Task details >>
Spot each line in the records below where the word "цикла" occurs, then copy it.

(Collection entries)
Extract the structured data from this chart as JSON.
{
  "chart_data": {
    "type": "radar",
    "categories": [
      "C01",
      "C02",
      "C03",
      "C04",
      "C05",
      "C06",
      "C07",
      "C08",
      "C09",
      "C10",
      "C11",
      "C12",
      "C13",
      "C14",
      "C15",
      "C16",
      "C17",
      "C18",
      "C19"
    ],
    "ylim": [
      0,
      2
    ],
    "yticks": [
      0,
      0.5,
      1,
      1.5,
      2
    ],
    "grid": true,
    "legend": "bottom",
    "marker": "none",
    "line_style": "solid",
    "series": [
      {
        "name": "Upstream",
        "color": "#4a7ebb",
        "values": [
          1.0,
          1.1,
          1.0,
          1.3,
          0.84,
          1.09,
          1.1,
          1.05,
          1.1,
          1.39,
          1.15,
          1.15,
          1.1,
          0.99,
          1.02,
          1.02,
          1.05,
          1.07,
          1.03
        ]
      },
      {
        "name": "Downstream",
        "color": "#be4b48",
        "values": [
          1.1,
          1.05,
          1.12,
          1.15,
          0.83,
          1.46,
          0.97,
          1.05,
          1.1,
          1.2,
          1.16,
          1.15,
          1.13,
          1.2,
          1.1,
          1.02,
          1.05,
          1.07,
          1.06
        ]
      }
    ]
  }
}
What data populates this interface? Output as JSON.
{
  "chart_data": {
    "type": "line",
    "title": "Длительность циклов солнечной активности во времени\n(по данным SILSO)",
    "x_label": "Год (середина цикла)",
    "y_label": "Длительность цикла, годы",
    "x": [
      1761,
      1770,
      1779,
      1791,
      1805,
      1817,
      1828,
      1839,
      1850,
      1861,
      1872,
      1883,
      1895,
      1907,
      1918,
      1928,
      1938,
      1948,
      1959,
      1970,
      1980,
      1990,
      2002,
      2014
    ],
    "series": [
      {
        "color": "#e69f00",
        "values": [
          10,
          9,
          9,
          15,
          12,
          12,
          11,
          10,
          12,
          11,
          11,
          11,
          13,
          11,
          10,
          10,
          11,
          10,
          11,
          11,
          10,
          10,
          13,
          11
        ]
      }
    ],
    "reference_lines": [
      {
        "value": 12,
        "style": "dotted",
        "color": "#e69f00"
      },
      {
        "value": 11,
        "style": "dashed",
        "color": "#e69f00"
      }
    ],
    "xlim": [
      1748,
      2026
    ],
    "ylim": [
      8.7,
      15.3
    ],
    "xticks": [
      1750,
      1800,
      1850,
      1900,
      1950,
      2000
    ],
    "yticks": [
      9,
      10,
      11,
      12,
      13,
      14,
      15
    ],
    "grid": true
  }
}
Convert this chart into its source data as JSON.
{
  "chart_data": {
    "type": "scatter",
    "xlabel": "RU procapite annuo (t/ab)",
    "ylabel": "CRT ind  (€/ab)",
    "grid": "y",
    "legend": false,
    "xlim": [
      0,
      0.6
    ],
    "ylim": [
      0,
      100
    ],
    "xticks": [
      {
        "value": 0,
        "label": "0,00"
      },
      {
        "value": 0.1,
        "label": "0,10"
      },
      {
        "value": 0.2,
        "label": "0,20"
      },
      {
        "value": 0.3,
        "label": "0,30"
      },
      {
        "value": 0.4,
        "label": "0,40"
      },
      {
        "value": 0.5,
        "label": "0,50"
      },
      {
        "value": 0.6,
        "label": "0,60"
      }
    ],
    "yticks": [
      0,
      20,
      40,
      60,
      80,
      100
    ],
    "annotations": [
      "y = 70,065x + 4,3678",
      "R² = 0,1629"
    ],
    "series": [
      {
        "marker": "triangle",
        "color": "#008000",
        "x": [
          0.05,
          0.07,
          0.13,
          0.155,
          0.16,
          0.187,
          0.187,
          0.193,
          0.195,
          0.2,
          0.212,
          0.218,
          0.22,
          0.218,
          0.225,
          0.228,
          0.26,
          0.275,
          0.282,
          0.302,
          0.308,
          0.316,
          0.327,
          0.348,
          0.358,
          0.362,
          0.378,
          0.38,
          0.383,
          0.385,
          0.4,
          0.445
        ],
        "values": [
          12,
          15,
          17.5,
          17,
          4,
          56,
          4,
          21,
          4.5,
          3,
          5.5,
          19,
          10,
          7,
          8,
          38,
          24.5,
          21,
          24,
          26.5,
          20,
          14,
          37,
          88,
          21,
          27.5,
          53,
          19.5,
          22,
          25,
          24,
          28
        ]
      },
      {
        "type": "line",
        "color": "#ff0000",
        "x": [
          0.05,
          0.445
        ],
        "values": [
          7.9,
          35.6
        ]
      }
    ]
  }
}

The output >>
    "x_label": "Год (середина цикла)",
    "y_label": "Длительность цикла, годы",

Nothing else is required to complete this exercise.